_Records from a dataset:_
────────────────────────────────────────

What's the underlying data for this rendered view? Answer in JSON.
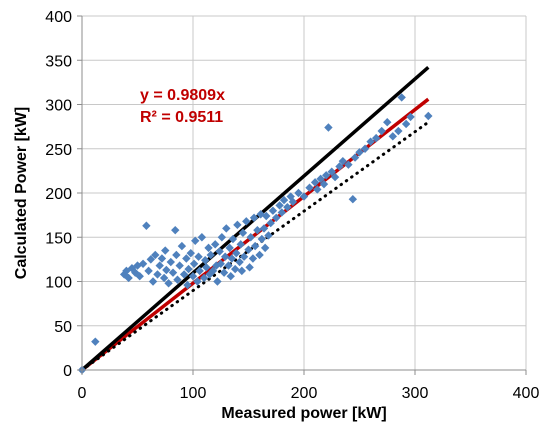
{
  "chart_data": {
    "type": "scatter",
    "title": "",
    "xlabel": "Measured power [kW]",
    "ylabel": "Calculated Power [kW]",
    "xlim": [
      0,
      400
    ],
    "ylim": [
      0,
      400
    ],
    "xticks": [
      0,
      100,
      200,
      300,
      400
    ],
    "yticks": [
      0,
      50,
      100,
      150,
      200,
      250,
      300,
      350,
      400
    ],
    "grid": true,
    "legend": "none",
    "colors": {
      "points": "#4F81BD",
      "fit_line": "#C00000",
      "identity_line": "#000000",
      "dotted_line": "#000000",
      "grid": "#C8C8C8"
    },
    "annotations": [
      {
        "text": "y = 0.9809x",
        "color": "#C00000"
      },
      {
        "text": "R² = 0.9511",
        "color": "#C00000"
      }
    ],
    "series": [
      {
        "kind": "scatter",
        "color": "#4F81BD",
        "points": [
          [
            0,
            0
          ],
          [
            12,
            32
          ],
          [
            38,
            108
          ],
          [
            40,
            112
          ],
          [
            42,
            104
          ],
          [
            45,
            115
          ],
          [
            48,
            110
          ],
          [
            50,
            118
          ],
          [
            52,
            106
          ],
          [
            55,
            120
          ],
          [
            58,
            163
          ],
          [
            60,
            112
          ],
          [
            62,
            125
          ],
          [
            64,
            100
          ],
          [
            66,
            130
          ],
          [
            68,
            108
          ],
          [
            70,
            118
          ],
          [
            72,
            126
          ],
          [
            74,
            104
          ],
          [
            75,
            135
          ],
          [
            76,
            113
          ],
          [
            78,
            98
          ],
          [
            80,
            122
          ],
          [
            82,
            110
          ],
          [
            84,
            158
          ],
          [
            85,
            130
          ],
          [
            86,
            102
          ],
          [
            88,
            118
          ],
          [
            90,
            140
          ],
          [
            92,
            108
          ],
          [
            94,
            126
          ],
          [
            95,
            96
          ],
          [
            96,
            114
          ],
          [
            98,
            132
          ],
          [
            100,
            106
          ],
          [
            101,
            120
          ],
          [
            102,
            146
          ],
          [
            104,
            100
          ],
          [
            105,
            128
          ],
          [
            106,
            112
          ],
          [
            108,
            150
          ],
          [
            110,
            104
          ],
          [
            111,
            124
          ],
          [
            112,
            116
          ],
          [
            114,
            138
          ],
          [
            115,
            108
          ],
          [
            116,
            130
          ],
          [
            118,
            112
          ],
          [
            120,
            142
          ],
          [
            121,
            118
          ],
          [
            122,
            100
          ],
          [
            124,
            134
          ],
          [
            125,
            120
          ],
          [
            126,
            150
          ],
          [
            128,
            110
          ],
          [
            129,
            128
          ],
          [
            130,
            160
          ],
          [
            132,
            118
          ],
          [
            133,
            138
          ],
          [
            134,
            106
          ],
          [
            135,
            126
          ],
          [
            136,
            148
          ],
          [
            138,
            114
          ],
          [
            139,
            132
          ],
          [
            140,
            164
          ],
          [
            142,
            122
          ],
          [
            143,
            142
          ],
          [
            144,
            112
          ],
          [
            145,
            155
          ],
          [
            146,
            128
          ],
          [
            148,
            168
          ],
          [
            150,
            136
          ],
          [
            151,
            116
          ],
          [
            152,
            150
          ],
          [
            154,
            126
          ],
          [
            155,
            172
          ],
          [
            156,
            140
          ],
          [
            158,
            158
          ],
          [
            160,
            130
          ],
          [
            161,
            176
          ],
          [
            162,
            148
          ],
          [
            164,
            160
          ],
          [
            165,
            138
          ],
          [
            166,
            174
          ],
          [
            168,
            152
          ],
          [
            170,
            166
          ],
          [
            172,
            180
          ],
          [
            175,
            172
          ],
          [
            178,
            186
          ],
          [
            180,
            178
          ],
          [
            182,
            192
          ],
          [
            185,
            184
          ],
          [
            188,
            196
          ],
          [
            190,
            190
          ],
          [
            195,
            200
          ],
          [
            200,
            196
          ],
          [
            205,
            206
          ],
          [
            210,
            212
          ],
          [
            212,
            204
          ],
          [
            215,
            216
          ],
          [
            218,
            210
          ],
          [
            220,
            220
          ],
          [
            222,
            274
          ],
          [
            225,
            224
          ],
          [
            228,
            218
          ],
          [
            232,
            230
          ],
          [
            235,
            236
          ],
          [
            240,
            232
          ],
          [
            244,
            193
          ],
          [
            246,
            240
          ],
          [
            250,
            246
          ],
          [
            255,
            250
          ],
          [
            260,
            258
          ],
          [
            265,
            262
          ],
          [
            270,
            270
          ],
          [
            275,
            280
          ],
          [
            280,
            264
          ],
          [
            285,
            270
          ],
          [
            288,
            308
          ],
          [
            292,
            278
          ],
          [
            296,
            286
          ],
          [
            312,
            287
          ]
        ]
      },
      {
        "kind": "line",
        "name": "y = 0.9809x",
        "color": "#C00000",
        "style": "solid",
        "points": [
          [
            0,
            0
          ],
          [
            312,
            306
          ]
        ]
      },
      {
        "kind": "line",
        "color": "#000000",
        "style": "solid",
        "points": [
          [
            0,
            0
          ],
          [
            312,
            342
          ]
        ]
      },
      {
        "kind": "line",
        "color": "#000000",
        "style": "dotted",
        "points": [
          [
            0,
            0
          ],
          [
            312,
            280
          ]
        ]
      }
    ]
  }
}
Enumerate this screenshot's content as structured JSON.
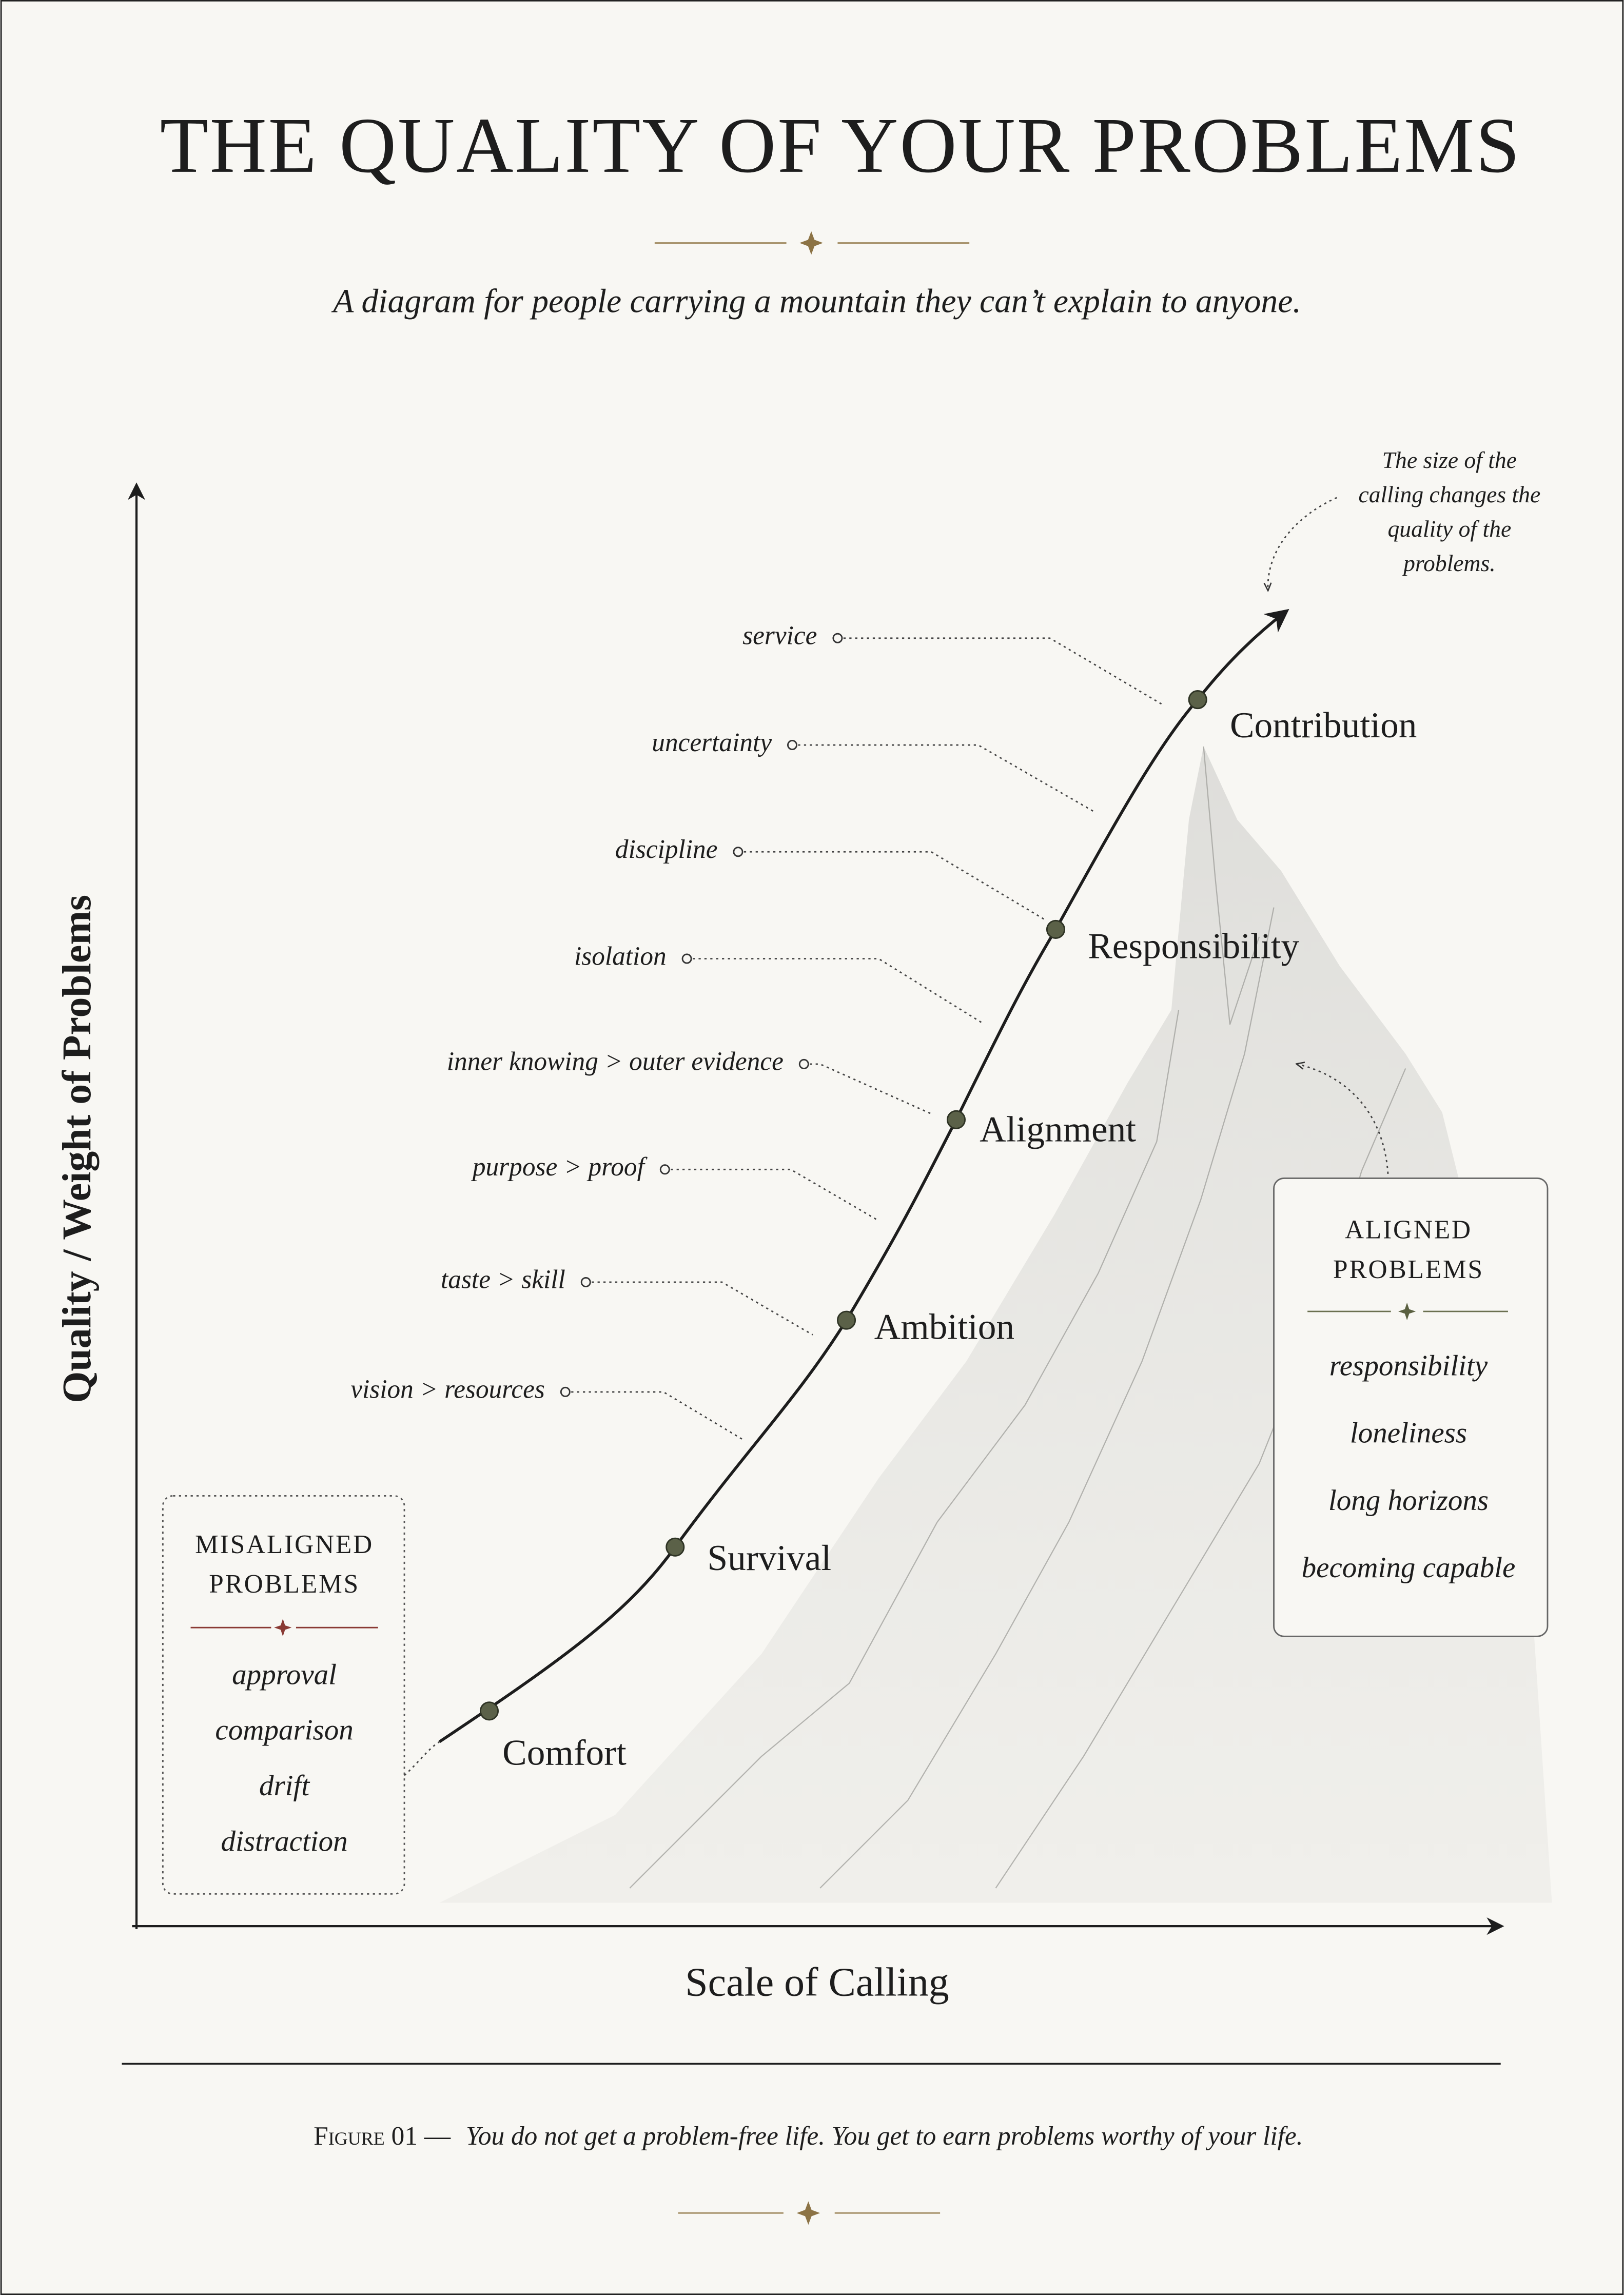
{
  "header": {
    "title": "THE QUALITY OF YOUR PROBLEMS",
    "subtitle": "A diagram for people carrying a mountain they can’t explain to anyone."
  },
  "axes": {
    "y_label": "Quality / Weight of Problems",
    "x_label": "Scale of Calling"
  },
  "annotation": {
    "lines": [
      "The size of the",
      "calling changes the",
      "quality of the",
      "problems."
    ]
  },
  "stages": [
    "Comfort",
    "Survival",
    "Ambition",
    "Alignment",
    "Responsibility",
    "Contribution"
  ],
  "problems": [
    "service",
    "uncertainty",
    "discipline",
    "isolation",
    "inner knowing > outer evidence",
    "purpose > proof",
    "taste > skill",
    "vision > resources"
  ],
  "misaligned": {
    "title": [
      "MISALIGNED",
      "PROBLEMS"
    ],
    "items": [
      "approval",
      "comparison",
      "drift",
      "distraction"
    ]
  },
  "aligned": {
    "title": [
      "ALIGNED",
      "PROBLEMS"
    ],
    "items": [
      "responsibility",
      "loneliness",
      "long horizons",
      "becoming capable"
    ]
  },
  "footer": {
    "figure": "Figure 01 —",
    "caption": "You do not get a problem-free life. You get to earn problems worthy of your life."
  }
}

────────────────────────────────────────

_Task to carry out:_ Report how many lines of the records above contain the word "JSON", and give only that number.

_Correct output:_ 2